[Items from a data source]
>>>

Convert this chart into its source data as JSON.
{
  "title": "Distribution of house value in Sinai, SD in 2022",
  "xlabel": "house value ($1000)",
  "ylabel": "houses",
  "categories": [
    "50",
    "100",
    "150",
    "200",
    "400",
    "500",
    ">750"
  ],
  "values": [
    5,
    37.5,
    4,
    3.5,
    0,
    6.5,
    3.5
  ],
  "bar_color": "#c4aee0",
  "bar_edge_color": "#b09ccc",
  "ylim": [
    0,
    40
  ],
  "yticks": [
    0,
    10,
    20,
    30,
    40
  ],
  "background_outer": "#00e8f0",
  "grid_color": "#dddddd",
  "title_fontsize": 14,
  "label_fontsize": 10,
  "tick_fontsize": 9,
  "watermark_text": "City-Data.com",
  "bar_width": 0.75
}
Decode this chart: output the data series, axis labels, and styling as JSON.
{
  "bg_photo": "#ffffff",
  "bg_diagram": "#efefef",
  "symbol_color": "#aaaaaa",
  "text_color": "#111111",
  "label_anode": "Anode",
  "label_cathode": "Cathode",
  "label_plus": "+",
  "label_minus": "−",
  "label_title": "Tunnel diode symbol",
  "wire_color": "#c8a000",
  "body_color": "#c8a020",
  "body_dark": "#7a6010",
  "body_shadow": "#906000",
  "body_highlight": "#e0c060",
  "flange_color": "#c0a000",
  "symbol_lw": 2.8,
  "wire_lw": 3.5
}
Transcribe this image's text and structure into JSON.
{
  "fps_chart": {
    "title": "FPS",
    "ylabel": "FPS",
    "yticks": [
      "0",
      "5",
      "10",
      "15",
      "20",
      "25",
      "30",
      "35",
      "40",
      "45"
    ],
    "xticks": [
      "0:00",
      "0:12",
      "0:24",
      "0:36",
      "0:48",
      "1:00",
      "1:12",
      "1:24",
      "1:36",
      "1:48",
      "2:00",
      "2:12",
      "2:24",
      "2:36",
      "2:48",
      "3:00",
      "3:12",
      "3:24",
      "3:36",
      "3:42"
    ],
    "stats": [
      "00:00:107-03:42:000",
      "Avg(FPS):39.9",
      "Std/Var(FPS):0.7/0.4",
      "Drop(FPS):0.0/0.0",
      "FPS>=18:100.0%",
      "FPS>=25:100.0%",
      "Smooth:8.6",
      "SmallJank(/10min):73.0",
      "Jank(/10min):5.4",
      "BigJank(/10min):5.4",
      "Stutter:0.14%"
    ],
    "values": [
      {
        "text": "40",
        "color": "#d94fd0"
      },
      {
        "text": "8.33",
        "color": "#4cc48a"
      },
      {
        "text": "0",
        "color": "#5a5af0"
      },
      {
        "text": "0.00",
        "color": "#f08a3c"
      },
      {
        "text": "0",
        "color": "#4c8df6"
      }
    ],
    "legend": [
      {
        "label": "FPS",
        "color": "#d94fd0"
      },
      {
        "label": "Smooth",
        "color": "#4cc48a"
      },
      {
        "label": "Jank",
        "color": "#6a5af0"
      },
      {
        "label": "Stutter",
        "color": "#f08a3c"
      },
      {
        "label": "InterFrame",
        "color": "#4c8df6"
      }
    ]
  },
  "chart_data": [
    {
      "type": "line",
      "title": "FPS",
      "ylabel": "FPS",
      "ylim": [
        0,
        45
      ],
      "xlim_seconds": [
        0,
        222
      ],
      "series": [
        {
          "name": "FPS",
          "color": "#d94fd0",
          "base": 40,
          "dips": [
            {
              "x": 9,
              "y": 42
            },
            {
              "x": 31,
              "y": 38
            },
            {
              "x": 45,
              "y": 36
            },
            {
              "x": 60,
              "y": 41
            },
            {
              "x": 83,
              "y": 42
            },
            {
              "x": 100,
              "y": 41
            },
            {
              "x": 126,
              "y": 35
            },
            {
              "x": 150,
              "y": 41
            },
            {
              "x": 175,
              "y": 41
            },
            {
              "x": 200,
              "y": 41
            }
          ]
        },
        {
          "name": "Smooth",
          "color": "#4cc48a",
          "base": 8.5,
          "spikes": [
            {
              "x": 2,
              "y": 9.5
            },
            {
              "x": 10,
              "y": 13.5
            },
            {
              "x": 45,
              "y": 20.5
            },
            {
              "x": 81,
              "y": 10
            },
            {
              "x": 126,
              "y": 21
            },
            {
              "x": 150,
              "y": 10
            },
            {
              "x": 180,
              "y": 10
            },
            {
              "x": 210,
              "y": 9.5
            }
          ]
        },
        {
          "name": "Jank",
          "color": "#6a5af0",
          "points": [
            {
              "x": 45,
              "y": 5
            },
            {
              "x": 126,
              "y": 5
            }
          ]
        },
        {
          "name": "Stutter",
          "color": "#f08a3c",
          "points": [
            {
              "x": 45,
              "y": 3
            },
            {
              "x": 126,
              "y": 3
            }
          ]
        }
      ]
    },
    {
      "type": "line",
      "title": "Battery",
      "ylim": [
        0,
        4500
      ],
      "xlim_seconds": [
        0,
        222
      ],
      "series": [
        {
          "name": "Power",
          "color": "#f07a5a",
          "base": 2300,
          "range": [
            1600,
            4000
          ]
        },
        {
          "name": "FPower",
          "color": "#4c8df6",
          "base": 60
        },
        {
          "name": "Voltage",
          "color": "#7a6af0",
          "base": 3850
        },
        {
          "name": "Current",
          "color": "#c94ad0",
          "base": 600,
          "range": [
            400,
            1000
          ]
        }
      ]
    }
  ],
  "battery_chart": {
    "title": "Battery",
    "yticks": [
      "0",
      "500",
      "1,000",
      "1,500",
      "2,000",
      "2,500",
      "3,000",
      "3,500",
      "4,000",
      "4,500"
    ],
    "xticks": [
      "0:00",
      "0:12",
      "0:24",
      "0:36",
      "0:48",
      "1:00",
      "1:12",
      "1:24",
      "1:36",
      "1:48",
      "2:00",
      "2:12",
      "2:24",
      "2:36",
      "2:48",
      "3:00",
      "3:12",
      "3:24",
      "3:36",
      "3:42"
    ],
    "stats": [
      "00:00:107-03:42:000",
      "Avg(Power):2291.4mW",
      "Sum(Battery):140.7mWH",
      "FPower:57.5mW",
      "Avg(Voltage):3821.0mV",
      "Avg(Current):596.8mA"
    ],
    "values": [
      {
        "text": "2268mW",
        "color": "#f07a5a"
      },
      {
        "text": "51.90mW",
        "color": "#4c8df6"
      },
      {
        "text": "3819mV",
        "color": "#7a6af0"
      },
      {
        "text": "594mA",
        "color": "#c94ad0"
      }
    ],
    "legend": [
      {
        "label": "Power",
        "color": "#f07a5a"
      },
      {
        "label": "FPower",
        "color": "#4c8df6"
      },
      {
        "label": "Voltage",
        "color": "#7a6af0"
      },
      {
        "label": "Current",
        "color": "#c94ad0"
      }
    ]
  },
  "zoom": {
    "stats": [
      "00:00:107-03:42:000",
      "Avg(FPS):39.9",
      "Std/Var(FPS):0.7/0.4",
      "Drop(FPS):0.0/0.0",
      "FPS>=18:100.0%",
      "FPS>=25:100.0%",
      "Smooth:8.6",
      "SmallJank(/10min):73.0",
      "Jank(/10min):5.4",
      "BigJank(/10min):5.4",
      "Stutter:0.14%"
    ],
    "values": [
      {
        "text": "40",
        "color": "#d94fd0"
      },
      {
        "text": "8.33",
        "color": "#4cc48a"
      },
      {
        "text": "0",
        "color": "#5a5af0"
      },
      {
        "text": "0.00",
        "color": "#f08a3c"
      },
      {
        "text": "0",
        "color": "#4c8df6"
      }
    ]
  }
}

<<<

Extract the complete set of records unchanged.

_ANSWER TO THE EXERCISE_.
Convert this chart into its source data as JSON.
{
  "title": "Distribution of house value in Sinai, SD in 2022",
  "xlabel": "house value ($1000)",
  "ylabel": "houses",
  "categories": [
    "50",
    "100",
    "150",
    "200",
    "400",
    "500",
    ">750"
  ],
  "values": [
    5,
    37.5,
    4,
    3.5,
    0,
    6.5,
    3.5
  ],
  "bar_color": "#c4aee0",
  "bar_edge_color": "#b09ccc",
  "ylim": [
    0,
    40
  ],
  "yticks": [
    0,
    10,
    20,
    30,
    40
  ],
  "background_outer": "#00e8f0",
  "grid_color": "#dddddd",
  "title_fontsize": 14,
  "label_fontsize": 10,
  "tick_fontsize": 9,
  "watermark_text": "City-Data.com",
  "bar_width": 0.75
}
Decode this chart: output the data series, axis labels, and styling as JSON.
{
  "bg_photo": "#ffffff",
  "bg_diagram": "#efefef",
  "symbol_color": "#aaaaaa",
  "text_color": "#111111",
  "label_anode": "Anode",
  "label_cathode": "Cathode",
  "label_plus": "+",
  "label_minus": "−",
  "label_title": "Tunnel diode symbol",
  "wire_color": "#c8a000",
  "body_color": "#c8a020",
  "body_dark": "#7a6010",
  "body_shadow": "#906000",
  "body_highlight": "#e0c060",
  "flange_color": "#c0a000",
  "symbol_lw": 2.8,
  "wire_lw": 3.5
}
Transcribe this image's text and structure into JSON.
{
  "fps_chart": {
    "title": "FPS",
    "ylabel": "FPS",
    "yticks": [
      "0",
      "5",
      "10",
      "15",
      "20",
      "25",
      "30",
      "35",
      "40",
      "45"
    ],
    "xticks": [
      "0:00",
      "0:12",
      "0:24",
      "0:36",
      "0:48",
      "1:00",
      "1:12",
      "1:24",
      "1:36",
      "1:48",
      "2:00",
      "2:12",
      "2:24",
      "2:36",
      "2:48",
      "3:00",
      "3:12",
      "3:24",
      "3:36",
      "3:42"
    ],
    "stats": [
      "00:00:107-03:42:000",
      "Avg(FPS):39.9",
      "Std/Var(FPS):0.7/0.4",
      "Drop(FPS):0.0/0.0",
      "FPS>=18:100.0%",
      "FPS>=25:100.0%",
      "Smooth:8.6",
      "SmallJank(/10min):73.0",
      "Jank(/10min):5.4",
      "BigJank(/10min):5.4",
      "Stutter:0.14%"
    ],
    "values": [
      {
        "text": "40",
        "color": "#d94fd0"
      },
      {
        "text": "8.33",
        "color": "#4cc48a"
      },
      {
        "text": "0",
        "color": "#5a5af0"
      },
      {
        "text": "0.00",
        "color": "#f08a3c"
      },
      {
        "text": "0",
        "color": "#4c8df6"
      }
    ],
    "legend": [
      {
        "label": "FPS",
        "color": "#d94fd0"
      },
      {
        "label": "Smooth",
        "color": "#4cc48a"
      },
      {
        "label": "Jank",
        "color": "#6a5af0"
      },
      {
        "label": "Stutter",
        "color": "#f08a3c"
      },
      {
        "label": "InterFrame",
        "color": "#4c8df6"
      }
    ]
  },
  "chart_data": [
    {
      "type": "line",
      "title": "FPS",
      "ylabel": "FPS",
      "ylim": [
        0,
        45
      ],
      "xlim_seconds": [
        0,
        222
      ],
      "series": [
        {
          "name": "FPS",
          "color": "#d94fd0",
          "base": 40,
          "dips": [
            {
              "x": 9,
              "y": 42
            },
            {
              "x": 31,
              "y": 38
            },
            {
              "x": 45,
              "y": 36
            },
            {
              "x": 60,
              "y": 41
            },
            {
              "x": 83,
              "y": 42
            },
            {
              "x": 100,
              "y": 41
            },
            {
              "x": 126,
              "y": 35
            },
            {
              "x": 150,
              "y": 41
            },
            {
              "x": 175,
              "y": 41
            },
            {
              "x": 200,
              "y": 41
            }
          ]
        },
        {
          "name": "Smooth",
          "color": "#4cc48a",
          "base": 8.5,
          "spikes": [
            {
              "x": 2,
              "y": 9.5
            },
            {
              "x": 10,
              "y": 13.5
            },
            {
              "x": 45,
              "y": 20.5
            },
            {
              "x": 81,
              "y": 10
            },
            {
              "x": 126,
              "y": 21
            },
            {
              "x": 150,
              "y": 10
            },
            {
              "x": 180,
              "y": 10
            },
            {
              "x": 210,
              "y": 9.5
            }
          ]
        },
        {
          "name": "Jank",
          "color": "#6a5af0",
          "points": [
            {
              "x": 45,
              "y": 5
            },
            {
              "x": 126,
              "y": 5
            }
          ]
        },
        {
          "name": "Stutter",
          "color": "#f08a3c",
          "points": [
            {
              "x": 45,
              "y": 3
            },
            {
              "x": 126,
              "y": 3
            }
          ]
        }
      ]
    },
    {
      "type": "line",
      "title": "Battery",
      "ylim": [
        0,
        4500
      ],
      "xlim_seconds": [
        0,
        222
      ],
      "series": [
        {
          "name": "Power",
          "color": "#f07a5a",
          "base": 2300,
          "range": [
            1600,
            4000
          ]
        },
        {
          "name": "FPower",
          "color": "#4c8df6",
          "base": 60
        },
        {
          "name": "Voltage",
          "color": "#7a6af0",
          "base": 3850
        },
        {
          "name": "Current",
          "color": "#c94ad0",
          "base": 600,
          "range": [
            400,
            1000
          ]
        }
      ]
    }
  ],
  "battery_chart": {
    "title": "Battery",
    "yticks": [
      "0",
      "500",
      "1,000",
      "1,500",
      "2,000",
      "2,500",
      "3,000",
      "3,500",
      "4,000",
      "4,500"
    ],
    "xticks": [
      "0:00",
      "0:12",
      "0:24",
      "0:36",
      "0:48",
      "1:00",
      "1:12",
      "1:24",
      "1:36",
      "1:48",
      "2:00",
      "2:12",
      "2:24",
      "2:36",
      "2:48",
      "3:00",
      "3:12",
      "3:24",
      "3:36",
      "3:42"
    ],
    "stats": [
      "00:00:107-03:42:000",
      "Avg(Power):2291.4mW",
      "Sum(Battery):140.7mWH",
      "FPower:57.5mW",
      "Avg(Voltage):3821.0mV",
      "Avg(Current):596.8mA"
    ],
    "values": [
      {
        "text": "2268mW",
        "color": "#f07a5a"
      },
      {
        "text": "51.90mW",
        "color": "#4c8df6"
      },
      {
        "text": "3819mV",
        "color": "#7a6af0"
      },
      {
        "text": "594mA",
        "color": "#c94ad0"
      }
    ],
    "legend": [
      {
        "label": "Power",
        "color": "#f07a5a"
      },
      {
        "label": "FPower",
        "color": "#4c8df6"
      },
      {
        "label": "Voltage",
        "color": "#7a6af0"
      },
      {
        "label": "Current",
        "color": "#c94ad0"
      }
    ]
  },
  "zoom": {
    "stats": [
      "00:00:107-03:42:000",
      "Avg(FPS):39.9",
      "Std/Var(FPS):0.7/0.4",
      "Drop(FPS):0.0/0.0",
      "FPS>=18:100.0%",
      "FPS>=25:100.0%",
      "Smooth:8.6",
      "SmallJank(/10min):73.0",
      "Jank(/10min):5.4",
      "BigJank(/10min):5.4",
      "Stutter:0.14%"
    ],
    "values": [
      {
        "text": "40",
        "color": "#d94fd0"
      },
      {
        "text": "8.33",
        "color": "#4cc48a"
      },
      {
        "text": "0",
        "color": "#5a5af0"
      },
      {
        "text": "0.00",
        "color": "#f08a3c"
      },
      {
        "text": "0",
        "color": "#4c8df6"
      }
    ]
  }
}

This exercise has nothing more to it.